Exercise prompt. Copy out the stretch of the listing from the line containing "x-tick-label: Maturité spécialisée" through the line containing "total-label: 1300 — [226, 72, 262, 89]", both included, keeping every line unchanged.

Listed entries.
=====

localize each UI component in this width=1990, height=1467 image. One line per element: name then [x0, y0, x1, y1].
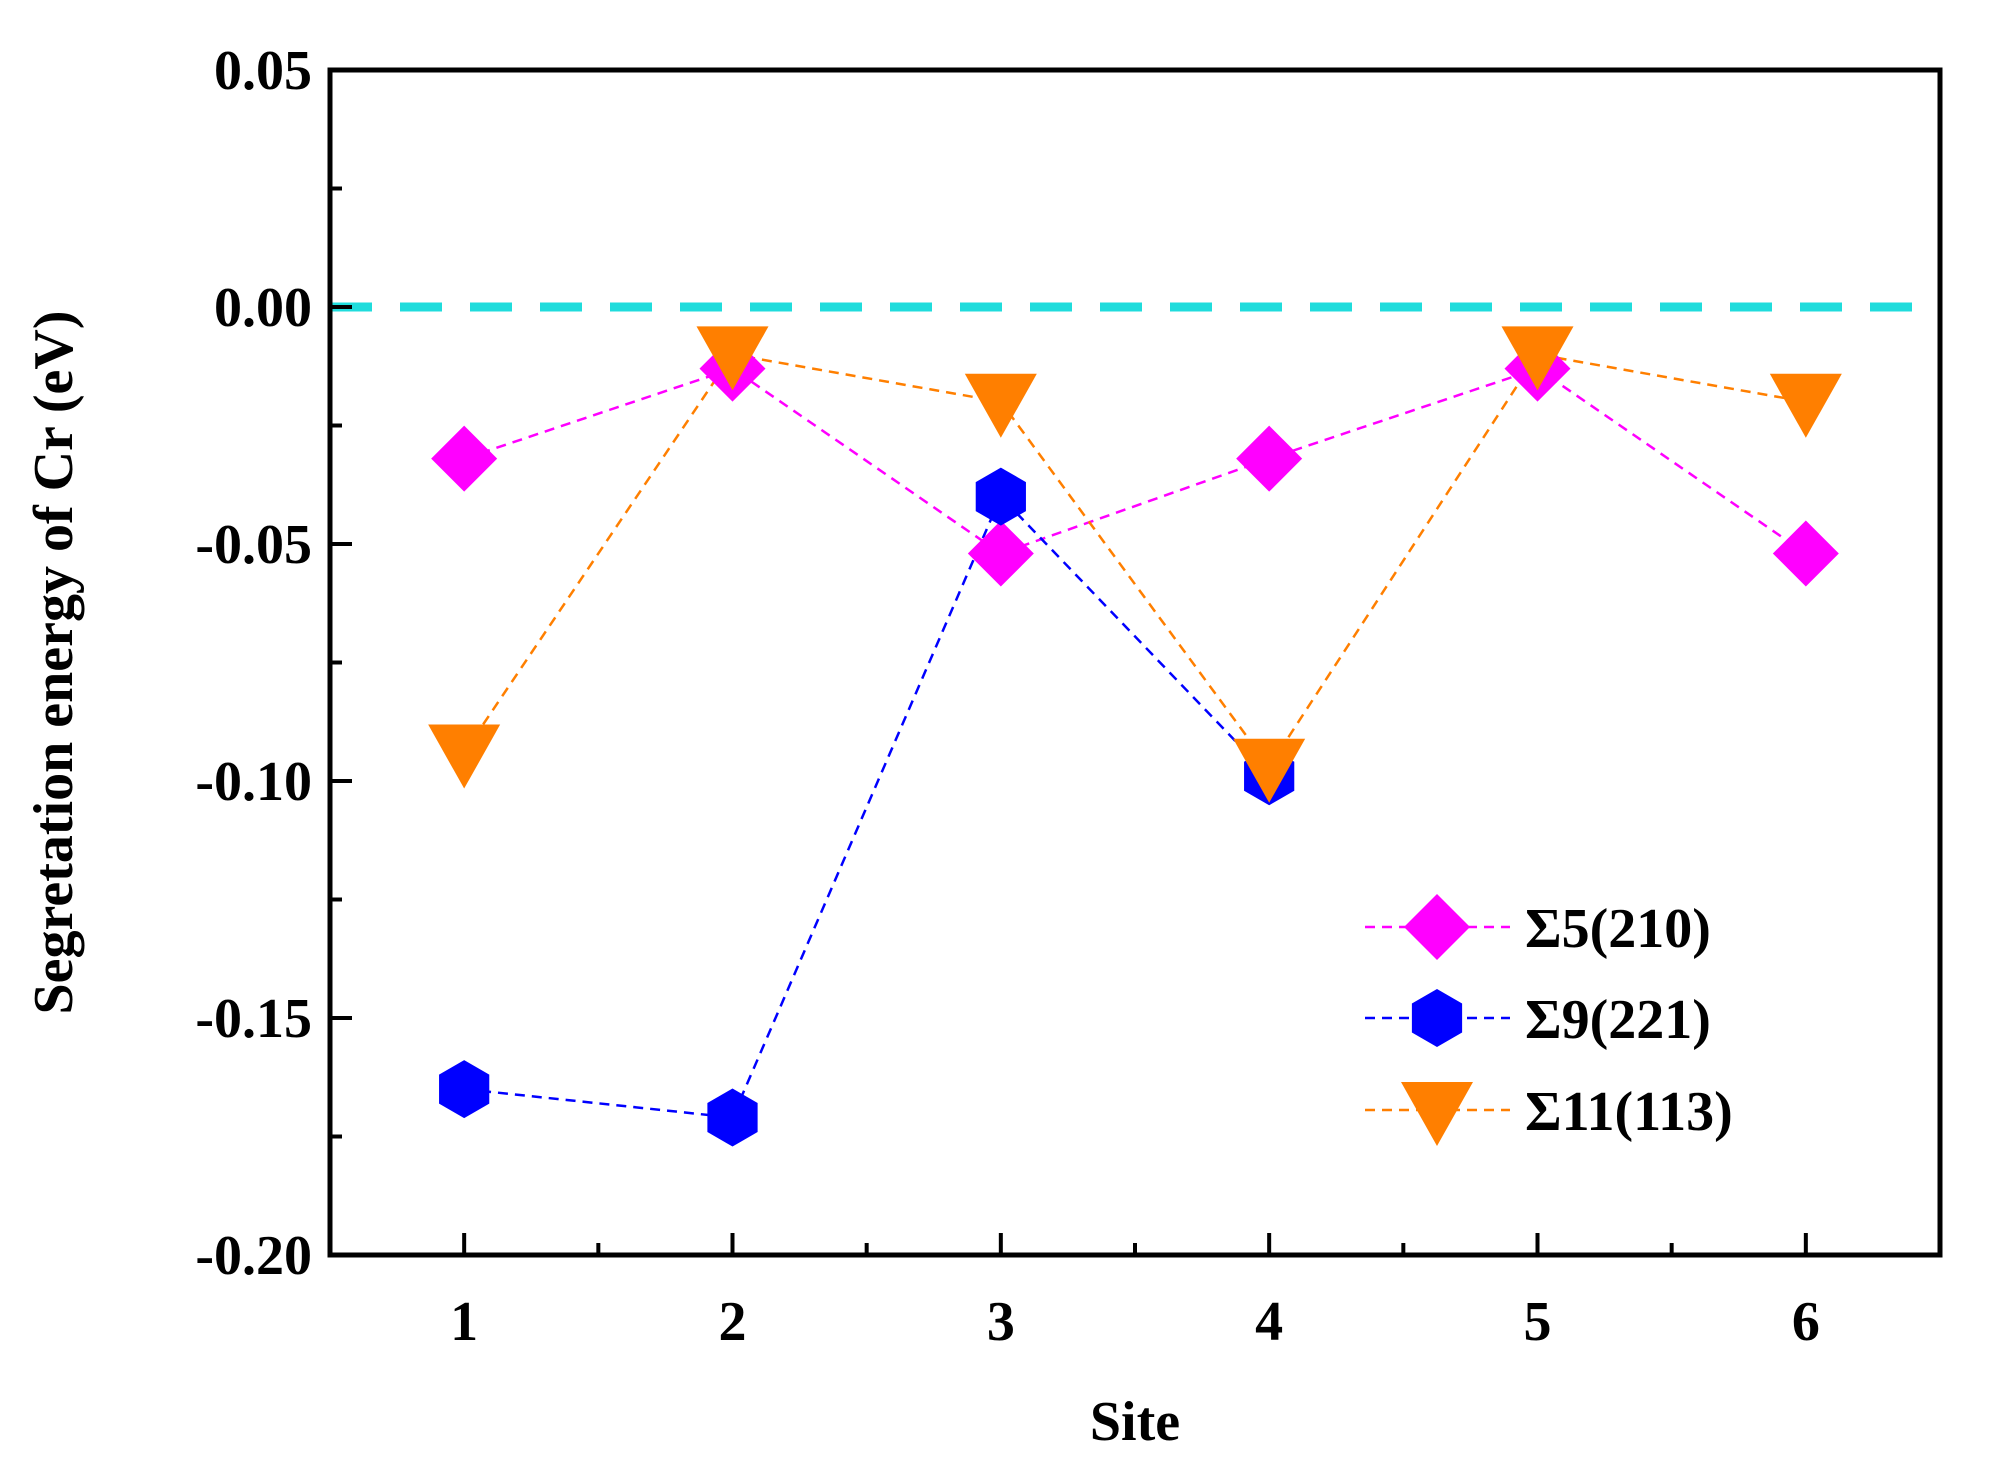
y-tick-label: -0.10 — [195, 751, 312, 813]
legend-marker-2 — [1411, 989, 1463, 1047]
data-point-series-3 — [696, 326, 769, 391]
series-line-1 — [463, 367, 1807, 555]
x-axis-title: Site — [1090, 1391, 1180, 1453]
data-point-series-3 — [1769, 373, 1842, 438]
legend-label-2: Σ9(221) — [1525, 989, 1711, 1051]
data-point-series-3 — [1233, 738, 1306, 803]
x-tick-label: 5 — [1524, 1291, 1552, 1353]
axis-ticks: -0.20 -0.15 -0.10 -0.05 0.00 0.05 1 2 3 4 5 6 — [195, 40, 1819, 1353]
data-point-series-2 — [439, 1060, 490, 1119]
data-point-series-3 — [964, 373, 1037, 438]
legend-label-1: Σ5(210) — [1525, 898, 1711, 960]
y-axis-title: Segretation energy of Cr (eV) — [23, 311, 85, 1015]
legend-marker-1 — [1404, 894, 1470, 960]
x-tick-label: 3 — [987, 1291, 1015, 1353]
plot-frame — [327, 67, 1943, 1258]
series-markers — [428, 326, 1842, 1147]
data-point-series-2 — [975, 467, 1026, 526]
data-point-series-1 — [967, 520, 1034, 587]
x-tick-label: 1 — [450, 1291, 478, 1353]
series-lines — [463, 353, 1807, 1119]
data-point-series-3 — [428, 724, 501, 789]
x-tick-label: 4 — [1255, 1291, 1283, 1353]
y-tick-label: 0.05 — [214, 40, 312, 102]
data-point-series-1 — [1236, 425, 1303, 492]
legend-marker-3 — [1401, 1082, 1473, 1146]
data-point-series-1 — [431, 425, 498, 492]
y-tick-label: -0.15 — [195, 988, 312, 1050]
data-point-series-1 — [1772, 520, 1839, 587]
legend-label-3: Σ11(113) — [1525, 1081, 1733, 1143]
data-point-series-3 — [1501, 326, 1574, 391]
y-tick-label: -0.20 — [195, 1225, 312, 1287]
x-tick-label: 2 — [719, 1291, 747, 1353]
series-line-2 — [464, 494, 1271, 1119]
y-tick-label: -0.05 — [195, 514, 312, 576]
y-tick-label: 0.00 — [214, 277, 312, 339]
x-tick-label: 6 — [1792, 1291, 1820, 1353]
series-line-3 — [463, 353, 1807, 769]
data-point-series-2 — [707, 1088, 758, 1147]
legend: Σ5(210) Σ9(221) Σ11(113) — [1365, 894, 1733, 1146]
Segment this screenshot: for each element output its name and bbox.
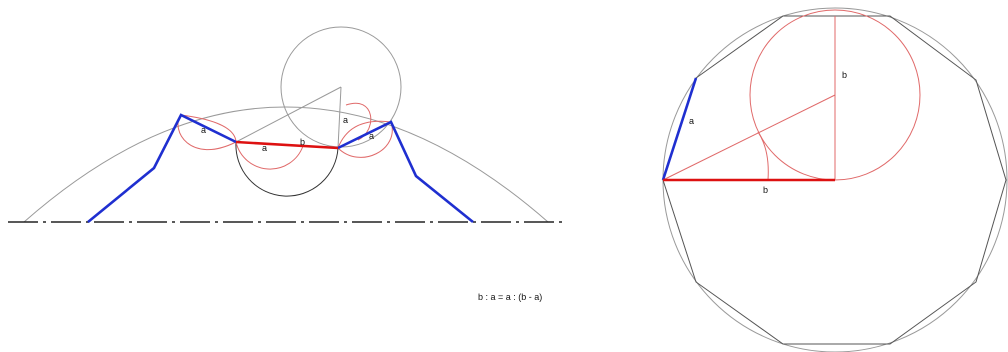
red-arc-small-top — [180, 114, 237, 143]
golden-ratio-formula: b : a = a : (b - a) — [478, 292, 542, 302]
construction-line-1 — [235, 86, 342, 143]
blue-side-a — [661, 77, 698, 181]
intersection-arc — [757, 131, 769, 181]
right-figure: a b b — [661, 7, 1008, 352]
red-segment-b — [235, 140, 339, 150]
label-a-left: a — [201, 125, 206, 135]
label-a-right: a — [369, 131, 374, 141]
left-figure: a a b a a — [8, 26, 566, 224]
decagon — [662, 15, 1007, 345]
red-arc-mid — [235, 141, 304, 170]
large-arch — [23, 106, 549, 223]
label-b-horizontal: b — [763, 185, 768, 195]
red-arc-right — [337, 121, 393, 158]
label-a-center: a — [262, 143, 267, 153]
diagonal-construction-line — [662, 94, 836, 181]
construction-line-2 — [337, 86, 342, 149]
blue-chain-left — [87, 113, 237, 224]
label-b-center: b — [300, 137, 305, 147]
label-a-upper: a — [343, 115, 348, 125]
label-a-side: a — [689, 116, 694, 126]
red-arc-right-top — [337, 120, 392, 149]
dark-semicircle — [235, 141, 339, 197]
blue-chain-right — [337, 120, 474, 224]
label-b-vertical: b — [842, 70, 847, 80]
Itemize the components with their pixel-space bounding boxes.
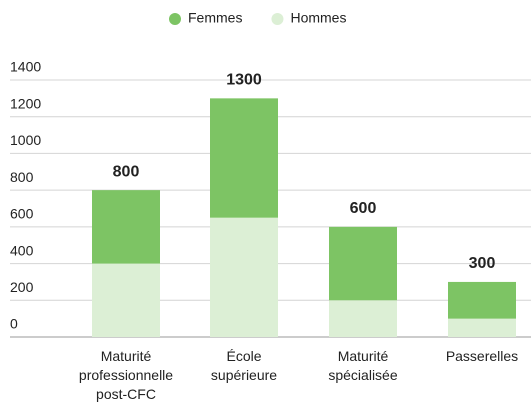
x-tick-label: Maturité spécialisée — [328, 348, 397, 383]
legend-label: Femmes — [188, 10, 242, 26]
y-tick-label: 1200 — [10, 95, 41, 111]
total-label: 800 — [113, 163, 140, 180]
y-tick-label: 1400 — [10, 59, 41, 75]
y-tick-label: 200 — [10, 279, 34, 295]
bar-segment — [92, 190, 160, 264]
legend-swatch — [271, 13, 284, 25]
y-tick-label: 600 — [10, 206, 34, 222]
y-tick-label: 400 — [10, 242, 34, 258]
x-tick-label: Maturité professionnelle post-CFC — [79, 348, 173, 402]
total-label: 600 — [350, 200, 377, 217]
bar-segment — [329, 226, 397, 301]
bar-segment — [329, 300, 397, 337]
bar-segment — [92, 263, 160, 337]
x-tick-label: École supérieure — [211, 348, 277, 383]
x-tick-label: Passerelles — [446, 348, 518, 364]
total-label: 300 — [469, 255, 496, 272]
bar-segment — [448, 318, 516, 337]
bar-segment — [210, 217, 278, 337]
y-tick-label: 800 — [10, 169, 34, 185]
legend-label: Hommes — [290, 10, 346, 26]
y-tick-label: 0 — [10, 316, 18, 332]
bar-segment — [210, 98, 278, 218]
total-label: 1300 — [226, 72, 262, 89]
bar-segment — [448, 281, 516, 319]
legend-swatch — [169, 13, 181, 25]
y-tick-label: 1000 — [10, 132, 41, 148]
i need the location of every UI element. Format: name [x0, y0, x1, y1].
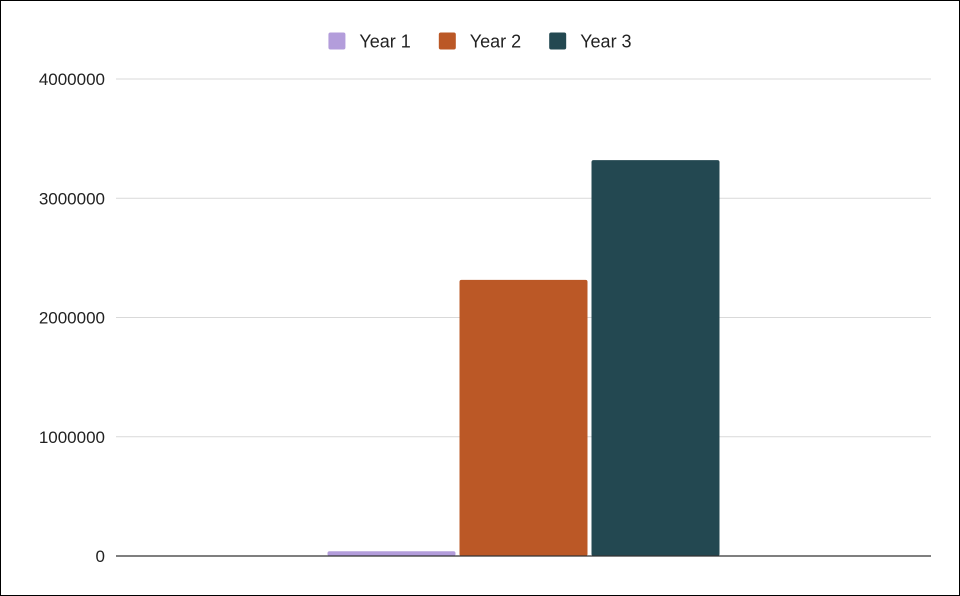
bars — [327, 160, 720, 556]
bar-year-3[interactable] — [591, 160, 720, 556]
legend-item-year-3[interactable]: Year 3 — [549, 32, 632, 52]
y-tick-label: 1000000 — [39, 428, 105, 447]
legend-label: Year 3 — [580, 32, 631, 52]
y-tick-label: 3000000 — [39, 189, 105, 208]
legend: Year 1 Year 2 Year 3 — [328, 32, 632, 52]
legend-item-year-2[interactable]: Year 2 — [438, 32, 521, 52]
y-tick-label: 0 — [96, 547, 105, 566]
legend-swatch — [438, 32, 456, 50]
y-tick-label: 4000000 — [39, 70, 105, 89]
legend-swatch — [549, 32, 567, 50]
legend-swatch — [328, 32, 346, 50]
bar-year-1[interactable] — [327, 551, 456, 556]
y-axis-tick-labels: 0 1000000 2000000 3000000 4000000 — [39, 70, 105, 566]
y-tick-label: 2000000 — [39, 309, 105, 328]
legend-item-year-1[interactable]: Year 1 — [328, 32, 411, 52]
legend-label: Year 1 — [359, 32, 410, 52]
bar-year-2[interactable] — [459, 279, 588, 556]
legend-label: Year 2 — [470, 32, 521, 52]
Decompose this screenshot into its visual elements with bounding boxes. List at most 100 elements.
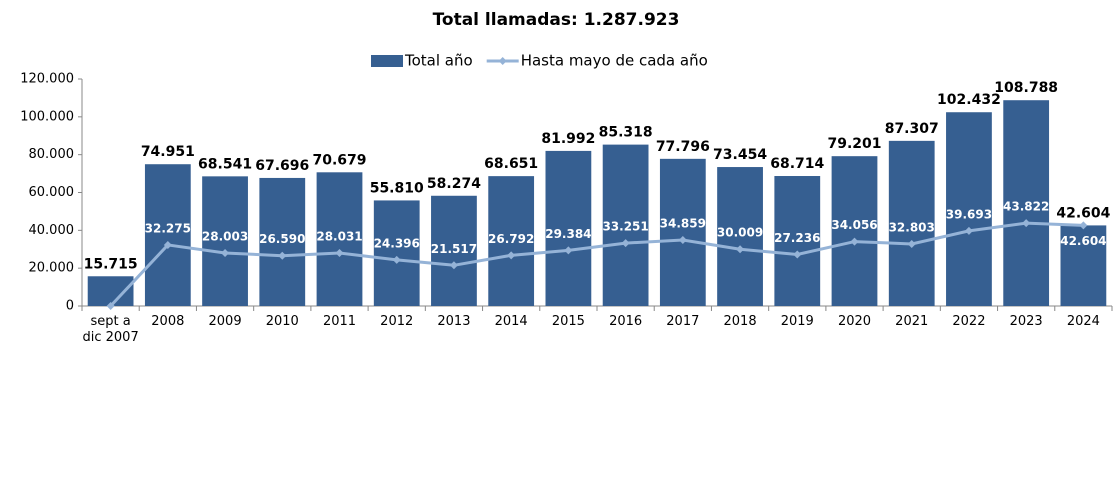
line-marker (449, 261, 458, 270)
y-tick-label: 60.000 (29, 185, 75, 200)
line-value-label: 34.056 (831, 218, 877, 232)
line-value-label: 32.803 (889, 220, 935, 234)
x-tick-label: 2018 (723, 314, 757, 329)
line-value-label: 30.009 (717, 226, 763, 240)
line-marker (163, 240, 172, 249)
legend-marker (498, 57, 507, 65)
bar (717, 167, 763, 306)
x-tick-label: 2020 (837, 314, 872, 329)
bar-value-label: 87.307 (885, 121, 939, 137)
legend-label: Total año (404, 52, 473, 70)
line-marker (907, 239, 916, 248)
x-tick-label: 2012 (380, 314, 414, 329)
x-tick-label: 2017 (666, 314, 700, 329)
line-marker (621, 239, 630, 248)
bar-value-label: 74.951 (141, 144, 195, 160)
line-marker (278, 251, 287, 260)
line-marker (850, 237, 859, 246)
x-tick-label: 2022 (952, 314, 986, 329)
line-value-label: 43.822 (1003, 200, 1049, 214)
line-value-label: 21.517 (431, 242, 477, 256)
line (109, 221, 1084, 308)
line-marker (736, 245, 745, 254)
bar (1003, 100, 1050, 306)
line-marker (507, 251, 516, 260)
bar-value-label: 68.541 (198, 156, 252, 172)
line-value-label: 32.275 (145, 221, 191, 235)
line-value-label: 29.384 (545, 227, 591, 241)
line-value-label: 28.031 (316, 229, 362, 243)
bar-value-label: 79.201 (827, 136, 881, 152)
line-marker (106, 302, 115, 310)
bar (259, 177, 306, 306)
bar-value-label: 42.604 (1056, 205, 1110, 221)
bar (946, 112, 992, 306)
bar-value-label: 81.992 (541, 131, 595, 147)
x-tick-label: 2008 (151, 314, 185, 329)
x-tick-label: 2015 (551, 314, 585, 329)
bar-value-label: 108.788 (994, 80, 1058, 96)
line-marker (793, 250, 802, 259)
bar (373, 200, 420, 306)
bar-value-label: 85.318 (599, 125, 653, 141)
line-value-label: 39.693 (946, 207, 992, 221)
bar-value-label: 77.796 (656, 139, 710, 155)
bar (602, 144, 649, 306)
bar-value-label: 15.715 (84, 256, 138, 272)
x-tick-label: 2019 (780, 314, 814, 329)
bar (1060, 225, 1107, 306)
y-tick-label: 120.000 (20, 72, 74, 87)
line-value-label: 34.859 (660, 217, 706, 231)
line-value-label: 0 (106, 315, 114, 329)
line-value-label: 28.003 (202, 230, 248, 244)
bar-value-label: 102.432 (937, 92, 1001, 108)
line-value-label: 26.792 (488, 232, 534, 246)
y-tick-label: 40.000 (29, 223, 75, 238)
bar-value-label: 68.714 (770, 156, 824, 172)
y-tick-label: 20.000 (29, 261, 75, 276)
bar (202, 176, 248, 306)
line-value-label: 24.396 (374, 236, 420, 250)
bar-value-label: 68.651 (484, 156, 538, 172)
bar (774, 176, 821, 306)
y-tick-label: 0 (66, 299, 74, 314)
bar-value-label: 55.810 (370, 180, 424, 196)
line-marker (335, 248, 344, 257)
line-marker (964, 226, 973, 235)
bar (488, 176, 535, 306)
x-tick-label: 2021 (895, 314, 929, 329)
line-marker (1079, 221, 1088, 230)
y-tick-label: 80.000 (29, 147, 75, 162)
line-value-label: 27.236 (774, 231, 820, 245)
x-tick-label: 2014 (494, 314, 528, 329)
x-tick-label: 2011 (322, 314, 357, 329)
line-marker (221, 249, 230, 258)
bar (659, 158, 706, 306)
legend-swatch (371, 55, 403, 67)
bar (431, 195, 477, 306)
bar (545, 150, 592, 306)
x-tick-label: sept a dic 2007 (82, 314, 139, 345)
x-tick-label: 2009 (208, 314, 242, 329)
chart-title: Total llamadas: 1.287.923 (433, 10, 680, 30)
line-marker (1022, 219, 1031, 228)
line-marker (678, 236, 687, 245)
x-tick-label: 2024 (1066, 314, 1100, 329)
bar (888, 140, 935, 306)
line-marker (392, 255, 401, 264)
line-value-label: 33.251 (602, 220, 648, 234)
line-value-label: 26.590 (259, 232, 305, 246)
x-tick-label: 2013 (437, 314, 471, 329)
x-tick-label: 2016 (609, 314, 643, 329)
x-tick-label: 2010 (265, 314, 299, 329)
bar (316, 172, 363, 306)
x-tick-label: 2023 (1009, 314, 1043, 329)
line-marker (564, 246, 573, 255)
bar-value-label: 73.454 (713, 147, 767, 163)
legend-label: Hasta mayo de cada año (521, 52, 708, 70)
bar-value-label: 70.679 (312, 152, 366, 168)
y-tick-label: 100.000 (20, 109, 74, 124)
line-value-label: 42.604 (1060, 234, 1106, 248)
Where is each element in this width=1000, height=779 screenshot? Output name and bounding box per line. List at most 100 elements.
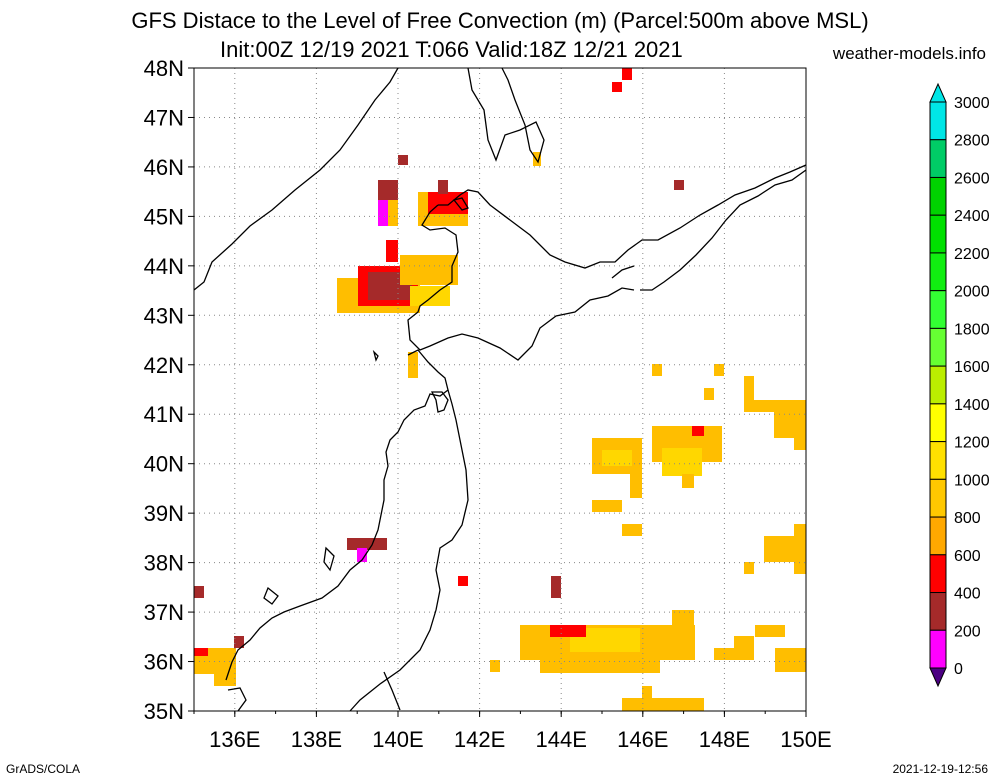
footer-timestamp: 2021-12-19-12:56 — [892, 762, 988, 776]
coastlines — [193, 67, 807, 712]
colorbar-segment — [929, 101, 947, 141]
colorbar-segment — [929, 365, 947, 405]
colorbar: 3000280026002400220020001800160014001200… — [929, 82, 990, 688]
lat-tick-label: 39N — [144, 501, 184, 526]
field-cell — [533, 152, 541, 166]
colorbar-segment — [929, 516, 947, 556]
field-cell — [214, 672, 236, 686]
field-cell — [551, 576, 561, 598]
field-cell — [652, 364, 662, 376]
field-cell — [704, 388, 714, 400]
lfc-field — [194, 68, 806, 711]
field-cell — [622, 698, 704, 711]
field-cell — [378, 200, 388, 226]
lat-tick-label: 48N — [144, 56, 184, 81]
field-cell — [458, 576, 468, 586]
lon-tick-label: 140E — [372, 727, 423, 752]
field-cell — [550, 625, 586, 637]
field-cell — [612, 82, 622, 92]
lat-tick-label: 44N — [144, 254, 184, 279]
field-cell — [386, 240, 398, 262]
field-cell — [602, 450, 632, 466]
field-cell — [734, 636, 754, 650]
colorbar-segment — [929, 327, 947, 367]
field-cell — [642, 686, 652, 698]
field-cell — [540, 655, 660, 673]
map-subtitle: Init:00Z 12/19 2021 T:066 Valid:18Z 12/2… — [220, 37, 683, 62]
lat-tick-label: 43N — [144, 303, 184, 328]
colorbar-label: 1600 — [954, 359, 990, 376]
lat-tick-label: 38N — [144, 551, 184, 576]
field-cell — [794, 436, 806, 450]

=====

Output of the exercise.
x-tick-label: Maturité spécialisée — [328, 348, 397, 383]
legend-label: Femmes — [188, 10, 242, 26]
y-tick-label: 1200 — [10, 95, 41, 111]
total-label: 800 — [113, 163, 140, 180]
y-tick-label: 1400 — [10, 59, 41, 75]
y-tick-label: 200 — [10, 279, 34, 295]
bar-segment — [92, 190, 160, 264]
legend-swatch — [271, 13, 284, 25]
y-tick-label: 600 — [10, 206, 34, 222]
y-tick-label: 400 — [10, 242, 34, 258]
x-tick-label: Maturité professionnelle post-CFC — [79, 348, 173, 402]
total-label: 600 — [350, 200, 377, 217]
bar-segment — [329, 226, 397, 301]
bar-segment — [329, 300, 397, 337]
bar-segment — [92, 263, 160, 337]
x-tick-label: École supérieure — [211, 348, 277, 383]
x-tick-label: Passerelles — [446, 348, 518, 364]
total-label: 300 — [469, 255, 496, 272]
bar-segment — [448, 318, 516, 337]
bar-segment — [210, 217, 278, 337]
y-tick-label: 800 — [10, 169, 34, 185]
legend-label: Hommes — [290, 10, 346, 26]
y-tick-label: 0 — [10, 316, 18, 332]
bar-segment — [210, 98, 278, 218]
total-label: 1300 — [226, 72, 262, 89]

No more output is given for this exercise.